» READING TEXT:
* start *
Living for Pleasure is likely to evoke feelings of deja vu. One reason why “ancient wisdom” is so enduring is that most thinkers came to very similar conclusions on certain key points. Do not be seduced by the shallow temptations of wealth or glory. Pursue what is of real value to you, not what society tells you is most important. Be the sovereign of your desires, not a slave to them. Do not be scared of death, since only the superstitious fear divine punishment.

The more general such claims are, the easier it is to agree. But when we delve into what makes the various philosophers different, what sounds like universal good sense can suddenly seem a bit wacky.

Epicurus’s distinctive feature is his insistence that pleasure is the source of all happiness and is the only truly good thing. Hence the modern use of “epicurean” to mean gourmand. But Epicurus was no debauched hedonist. He thought the greatest pleasure was ataraxia: a state of tranquility in which we are free from anxiety. This raises the suspicion of false advertising – freedom from anxiety may be nice, but few would say it is positively pleasurable.
* end *
» TASKS TO PERFORM:
(A) List every piece of advice that the passage on Epicurus gives as a shared conclusion of "ancient wisdom."
(B) Answer these questions using the passage on Epicurus:
(i) According to the passage, why is "ancient wisdom" so enduring?
(ii) What does the modern use of "epicurean" mean?
(iii) What did Epicurus think was the greatest pleasure?
(C) Extend the passage on Epicurus with the next part, starting after its final sentence.

» DATA EXCERPTS:
* start *
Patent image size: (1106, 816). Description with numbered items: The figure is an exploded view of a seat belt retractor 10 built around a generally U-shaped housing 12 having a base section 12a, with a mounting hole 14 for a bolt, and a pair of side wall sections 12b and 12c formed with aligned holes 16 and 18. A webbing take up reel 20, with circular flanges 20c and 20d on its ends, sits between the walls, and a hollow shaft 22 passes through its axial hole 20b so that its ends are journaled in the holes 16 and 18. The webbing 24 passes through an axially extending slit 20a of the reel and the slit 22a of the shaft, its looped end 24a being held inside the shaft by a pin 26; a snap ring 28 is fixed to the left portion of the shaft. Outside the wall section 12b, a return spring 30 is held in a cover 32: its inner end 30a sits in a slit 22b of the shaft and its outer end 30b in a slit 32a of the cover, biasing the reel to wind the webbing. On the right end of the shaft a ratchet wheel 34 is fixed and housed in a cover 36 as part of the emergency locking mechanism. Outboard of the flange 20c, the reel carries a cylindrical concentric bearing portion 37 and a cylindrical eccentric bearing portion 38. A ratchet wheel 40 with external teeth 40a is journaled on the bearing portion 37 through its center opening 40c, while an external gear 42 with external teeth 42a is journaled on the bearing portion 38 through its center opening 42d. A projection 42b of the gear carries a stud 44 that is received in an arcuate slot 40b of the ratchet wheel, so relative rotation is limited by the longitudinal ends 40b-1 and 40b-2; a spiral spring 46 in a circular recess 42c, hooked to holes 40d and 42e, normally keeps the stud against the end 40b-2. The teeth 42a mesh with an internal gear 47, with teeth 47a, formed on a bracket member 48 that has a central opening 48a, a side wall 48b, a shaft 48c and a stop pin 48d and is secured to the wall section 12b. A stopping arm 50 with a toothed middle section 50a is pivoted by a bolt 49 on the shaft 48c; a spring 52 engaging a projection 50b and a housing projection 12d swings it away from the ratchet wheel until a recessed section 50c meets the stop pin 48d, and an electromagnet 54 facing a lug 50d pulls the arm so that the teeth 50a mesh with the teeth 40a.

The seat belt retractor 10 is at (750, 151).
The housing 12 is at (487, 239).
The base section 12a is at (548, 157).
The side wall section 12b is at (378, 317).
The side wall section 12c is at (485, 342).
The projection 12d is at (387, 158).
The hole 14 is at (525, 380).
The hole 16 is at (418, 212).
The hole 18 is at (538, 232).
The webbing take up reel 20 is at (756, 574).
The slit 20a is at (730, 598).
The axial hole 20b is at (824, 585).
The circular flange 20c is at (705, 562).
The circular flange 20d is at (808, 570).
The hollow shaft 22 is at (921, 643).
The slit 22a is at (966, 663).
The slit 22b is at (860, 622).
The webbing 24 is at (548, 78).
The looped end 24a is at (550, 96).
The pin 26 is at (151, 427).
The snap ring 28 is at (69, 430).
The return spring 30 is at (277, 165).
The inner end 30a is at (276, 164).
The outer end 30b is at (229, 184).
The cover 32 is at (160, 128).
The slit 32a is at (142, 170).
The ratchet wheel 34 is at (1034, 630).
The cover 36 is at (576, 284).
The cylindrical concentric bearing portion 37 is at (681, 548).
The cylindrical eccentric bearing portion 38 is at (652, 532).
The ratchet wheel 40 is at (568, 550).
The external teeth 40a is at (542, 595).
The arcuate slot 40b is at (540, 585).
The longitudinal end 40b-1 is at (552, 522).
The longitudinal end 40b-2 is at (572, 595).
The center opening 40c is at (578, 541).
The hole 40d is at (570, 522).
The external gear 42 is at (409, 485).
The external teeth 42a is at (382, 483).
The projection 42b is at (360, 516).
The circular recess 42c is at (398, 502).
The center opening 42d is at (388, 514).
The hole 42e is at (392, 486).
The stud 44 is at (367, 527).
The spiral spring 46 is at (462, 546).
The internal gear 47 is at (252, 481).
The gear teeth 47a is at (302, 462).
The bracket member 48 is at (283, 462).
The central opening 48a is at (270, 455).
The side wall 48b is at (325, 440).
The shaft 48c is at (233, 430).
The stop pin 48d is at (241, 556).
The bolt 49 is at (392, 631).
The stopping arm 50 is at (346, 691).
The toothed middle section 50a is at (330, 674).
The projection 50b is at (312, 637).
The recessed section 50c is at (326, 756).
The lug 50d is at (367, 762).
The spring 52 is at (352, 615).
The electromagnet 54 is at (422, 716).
* end *
» OUTPUTS:
(A)
- Do not be seduced by the shallow temptations of wealth or glory.
- Pursue what is of real value to you, not what society tells you is most important.
- Be the sovereign of your desires, not a slave to them.
- Do not be scared of death, since only the superstitious fear divine punishment.

(B)
(i) Most thinkers came to very similar conclusions on certain key points.
(ii) Gourmand.
(iii) Ataraxia, a state of tranquility in which we are free from anxiety.

(C)
Still, in a world where even the possibility of missing out inspires fear, freedom from anxiety sounds pretty attractive. How can we get it? Mainly by satisfying the right desires and ignoring the rest. Epicurus thought that desires could be natural or unnatural, and necessary or unnecessary. Our natural and necessary desires are few: healthy food, shelter, clothes, company. As long as we live in a stable, supportive community, they are easy to achieve…

There’s much more in this timely guide to the Greek philosopher – and rival to the Stoics – who saw freedom from anxiety as the ultimate goal: “Living for Pleasure by Emily A Austin – an Epicurean guide to happiness,” from @JulianBaggini in @guardian.

See also: “How to be an Epicurean.”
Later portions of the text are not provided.